• **What is required**
In the text below on Ripley, to which two places does Ripley compare the "inevitable crisis" of European divide in America?

• **Text section**
.....
1. Why does Ripley fear an American future in which Europeans are “divided, permanently, into groups of different nationalities”(135)?
2. How might the social programs that Ripley proposes contribute to the "nurture" he feels immigrant populations need?
3. Why was the "physical preservation" of European immigrant populations of importance to Ripley?
4. Micheal Omni and Howard Winant in their "Racial Formation Theory" reject the concrete biological definition of race and argue that race is instead more of a fluid concept who’s meaning and understanding morphs based on the socio-political atmosphere of the time. How does Ripley’s argument for including European immigrants into the “white” racial group affirm Omni & Winant's “Racial Formation Theory?
Link to Omni/Winant article.
Ripley compares the 'inevitable crisis' of European divide in America to that of the Balkans or of Austria-Hungary. I believe he fears of nationalism and individuality of these people causing violent turmoil or uprising. He is encouraging the mingling of the different Europeans, as the two "stocks" have the potential to make a grand final product.
.....
[Data for recognizing document structure]
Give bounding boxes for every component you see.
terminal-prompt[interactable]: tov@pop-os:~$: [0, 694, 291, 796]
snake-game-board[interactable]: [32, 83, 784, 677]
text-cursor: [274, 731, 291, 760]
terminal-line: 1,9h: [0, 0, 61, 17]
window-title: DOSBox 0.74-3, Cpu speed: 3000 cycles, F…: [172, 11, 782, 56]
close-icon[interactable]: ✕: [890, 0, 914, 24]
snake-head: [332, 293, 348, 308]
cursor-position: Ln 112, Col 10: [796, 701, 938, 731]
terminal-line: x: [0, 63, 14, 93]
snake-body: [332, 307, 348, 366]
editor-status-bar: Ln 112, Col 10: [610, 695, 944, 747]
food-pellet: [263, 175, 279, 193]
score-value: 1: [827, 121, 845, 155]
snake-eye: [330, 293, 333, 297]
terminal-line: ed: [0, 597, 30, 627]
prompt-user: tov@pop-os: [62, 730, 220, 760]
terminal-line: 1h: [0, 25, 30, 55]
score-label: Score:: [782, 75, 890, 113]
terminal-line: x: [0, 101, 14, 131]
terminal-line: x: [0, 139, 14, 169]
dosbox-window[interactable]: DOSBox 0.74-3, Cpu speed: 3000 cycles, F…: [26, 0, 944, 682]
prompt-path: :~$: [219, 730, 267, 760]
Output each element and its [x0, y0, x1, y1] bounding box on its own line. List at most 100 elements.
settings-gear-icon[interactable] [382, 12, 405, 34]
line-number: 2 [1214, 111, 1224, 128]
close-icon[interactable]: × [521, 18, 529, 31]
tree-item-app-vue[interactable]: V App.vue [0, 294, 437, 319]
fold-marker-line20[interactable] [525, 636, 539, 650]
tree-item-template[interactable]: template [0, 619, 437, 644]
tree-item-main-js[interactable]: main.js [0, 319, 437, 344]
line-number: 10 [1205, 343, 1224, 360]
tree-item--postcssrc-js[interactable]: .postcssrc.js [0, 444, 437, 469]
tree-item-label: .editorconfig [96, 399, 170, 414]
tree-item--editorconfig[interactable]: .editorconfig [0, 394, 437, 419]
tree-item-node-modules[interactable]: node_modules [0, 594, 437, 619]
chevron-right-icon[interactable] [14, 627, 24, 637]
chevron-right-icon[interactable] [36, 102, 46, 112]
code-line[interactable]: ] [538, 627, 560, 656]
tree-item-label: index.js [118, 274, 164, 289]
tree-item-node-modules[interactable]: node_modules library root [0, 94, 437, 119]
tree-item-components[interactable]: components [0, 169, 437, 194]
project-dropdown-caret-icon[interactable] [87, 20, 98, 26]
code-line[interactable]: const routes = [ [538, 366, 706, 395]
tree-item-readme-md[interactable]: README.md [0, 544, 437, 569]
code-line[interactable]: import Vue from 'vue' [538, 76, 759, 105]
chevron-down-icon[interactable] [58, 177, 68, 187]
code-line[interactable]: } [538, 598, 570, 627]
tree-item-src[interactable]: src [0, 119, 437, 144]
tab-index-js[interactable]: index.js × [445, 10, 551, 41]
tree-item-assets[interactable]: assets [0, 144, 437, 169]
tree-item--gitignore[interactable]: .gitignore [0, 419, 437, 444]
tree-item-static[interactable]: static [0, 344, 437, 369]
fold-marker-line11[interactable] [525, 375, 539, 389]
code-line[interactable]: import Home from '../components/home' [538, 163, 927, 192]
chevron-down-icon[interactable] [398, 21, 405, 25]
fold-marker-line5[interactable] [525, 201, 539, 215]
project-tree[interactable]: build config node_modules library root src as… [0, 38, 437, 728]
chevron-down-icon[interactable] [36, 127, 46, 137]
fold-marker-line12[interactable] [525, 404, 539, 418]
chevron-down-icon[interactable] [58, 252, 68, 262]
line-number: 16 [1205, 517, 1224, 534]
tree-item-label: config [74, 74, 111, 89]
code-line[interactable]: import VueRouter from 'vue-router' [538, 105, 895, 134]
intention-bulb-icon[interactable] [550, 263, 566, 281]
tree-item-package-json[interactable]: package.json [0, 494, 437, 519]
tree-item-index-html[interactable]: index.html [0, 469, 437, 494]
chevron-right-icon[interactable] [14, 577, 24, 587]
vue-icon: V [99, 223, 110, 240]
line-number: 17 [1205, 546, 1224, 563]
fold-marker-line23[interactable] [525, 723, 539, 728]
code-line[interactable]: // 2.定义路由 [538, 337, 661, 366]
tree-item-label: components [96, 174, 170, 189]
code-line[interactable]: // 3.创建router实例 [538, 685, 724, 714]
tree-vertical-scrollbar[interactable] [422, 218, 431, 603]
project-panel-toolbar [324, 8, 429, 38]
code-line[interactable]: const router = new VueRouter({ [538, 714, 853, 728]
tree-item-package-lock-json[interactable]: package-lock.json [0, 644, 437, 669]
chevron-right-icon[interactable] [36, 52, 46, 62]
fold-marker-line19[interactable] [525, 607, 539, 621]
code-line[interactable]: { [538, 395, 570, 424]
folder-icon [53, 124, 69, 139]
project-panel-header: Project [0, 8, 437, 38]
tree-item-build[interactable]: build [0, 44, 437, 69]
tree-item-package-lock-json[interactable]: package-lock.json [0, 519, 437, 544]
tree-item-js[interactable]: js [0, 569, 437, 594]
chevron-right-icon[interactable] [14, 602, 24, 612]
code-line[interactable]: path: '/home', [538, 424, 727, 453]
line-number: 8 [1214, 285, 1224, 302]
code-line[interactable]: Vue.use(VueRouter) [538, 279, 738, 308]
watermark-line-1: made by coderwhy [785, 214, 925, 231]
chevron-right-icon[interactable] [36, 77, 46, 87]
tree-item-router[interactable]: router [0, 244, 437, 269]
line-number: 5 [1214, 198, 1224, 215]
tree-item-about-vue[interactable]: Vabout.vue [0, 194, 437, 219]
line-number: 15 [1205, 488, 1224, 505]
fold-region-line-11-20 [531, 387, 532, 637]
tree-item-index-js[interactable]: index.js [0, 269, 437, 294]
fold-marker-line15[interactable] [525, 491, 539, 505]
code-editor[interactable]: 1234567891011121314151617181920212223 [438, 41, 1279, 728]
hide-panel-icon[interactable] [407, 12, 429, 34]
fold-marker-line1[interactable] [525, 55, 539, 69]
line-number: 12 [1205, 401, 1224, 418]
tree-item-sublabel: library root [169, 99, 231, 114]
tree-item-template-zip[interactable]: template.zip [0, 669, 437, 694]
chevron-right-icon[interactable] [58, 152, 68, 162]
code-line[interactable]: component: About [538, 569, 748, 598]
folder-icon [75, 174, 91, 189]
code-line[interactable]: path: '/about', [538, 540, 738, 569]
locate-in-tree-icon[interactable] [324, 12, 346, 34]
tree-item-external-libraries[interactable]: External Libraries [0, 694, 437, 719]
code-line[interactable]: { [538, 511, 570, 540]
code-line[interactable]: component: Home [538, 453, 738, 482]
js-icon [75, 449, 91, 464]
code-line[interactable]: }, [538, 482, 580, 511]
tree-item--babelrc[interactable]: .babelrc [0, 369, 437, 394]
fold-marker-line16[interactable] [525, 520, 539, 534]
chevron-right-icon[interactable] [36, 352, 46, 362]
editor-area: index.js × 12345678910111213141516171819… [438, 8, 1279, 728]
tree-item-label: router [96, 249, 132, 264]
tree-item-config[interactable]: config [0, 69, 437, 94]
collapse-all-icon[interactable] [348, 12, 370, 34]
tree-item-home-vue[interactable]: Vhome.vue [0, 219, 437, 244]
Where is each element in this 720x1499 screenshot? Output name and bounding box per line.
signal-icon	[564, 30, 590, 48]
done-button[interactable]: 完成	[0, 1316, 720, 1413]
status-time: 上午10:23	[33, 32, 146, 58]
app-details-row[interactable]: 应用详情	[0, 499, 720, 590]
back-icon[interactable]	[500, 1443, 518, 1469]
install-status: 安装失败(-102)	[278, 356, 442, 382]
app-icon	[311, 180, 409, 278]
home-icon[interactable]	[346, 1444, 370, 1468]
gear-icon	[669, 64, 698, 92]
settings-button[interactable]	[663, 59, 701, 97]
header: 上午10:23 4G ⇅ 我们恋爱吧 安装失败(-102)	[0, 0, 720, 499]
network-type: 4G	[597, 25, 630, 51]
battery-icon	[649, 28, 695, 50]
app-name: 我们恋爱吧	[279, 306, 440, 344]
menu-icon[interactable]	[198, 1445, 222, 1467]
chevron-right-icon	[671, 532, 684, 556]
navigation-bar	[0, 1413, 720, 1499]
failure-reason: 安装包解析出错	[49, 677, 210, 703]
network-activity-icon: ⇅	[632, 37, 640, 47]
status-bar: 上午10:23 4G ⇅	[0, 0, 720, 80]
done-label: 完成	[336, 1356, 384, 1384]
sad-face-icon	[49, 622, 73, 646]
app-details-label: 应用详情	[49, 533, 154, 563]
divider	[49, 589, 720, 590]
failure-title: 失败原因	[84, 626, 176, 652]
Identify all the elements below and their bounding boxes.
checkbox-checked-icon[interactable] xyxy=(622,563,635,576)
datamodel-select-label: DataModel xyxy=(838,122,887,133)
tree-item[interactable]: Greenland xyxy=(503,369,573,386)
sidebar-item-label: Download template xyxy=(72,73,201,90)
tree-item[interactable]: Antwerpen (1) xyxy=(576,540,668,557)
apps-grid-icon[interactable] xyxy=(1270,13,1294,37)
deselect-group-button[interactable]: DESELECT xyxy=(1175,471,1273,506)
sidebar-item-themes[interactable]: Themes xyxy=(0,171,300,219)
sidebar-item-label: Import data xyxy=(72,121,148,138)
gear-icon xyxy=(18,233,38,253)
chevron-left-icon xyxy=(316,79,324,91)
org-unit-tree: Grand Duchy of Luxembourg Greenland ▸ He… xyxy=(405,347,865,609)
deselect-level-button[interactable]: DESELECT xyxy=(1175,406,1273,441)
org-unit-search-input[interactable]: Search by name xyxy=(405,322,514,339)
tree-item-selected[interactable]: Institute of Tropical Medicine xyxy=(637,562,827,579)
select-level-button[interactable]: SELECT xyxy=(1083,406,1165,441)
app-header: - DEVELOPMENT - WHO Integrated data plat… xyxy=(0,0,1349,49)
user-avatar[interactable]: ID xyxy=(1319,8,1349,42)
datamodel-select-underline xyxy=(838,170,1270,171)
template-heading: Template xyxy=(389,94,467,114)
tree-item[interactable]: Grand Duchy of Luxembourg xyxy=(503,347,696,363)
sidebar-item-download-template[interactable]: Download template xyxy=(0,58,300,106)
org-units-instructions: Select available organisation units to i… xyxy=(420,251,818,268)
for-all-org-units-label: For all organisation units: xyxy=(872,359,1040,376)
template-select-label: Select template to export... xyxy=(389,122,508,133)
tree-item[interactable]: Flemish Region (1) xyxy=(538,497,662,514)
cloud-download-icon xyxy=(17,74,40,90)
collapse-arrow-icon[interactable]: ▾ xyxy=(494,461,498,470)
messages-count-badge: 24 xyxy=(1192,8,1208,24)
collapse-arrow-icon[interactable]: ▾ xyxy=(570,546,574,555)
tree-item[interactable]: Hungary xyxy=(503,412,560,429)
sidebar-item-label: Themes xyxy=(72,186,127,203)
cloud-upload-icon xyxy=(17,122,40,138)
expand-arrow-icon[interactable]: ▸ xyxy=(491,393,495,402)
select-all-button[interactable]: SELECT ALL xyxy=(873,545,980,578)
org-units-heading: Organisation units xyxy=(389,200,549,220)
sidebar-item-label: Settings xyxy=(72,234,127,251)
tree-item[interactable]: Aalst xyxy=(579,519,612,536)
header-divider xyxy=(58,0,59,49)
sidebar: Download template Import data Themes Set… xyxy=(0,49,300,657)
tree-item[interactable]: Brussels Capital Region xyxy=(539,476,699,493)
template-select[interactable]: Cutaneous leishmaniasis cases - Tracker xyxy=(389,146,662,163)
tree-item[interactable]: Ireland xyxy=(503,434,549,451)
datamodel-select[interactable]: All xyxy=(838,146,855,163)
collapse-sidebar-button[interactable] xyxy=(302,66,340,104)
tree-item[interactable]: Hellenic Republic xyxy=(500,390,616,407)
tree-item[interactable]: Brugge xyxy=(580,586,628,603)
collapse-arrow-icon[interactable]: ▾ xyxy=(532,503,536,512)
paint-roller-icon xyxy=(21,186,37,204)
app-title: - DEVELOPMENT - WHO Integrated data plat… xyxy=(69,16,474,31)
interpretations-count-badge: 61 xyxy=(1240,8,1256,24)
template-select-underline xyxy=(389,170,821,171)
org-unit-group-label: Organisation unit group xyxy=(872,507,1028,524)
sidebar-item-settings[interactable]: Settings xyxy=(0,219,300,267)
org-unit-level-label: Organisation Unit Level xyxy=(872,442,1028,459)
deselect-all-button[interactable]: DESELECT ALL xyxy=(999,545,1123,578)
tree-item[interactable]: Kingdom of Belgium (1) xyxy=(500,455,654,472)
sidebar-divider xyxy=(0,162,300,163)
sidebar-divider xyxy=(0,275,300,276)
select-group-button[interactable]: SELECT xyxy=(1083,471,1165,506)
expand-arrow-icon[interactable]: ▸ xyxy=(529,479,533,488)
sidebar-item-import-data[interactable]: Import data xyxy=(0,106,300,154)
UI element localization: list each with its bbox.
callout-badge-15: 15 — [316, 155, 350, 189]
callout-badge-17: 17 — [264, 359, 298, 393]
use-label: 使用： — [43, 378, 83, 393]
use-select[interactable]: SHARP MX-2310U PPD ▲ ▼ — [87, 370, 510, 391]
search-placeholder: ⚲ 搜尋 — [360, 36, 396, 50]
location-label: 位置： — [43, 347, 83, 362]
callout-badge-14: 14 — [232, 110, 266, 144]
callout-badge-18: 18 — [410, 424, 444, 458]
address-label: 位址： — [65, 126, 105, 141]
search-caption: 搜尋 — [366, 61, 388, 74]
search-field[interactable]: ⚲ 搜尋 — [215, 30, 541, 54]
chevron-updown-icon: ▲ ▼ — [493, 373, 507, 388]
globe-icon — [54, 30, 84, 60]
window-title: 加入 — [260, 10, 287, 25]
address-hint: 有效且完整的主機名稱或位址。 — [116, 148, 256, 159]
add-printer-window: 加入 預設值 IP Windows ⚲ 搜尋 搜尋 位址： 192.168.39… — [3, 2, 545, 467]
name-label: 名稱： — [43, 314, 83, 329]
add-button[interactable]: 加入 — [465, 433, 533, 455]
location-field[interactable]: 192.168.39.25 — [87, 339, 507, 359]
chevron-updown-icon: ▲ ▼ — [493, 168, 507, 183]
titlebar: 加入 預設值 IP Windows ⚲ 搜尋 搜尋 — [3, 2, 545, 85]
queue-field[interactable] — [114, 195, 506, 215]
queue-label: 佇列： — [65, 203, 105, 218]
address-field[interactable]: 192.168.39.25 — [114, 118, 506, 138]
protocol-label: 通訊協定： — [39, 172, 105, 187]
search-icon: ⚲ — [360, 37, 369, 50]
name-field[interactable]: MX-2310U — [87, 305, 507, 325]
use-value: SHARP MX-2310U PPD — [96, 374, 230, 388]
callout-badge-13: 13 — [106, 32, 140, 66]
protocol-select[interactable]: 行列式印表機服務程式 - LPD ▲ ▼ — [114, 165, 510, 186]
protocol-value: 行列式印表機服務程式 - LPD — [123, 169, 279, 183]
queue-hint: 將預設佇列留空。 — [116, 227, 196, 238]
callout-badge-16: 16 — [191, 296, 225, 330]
.....
• **Final answer**
The Balkans and Austria-Hungary.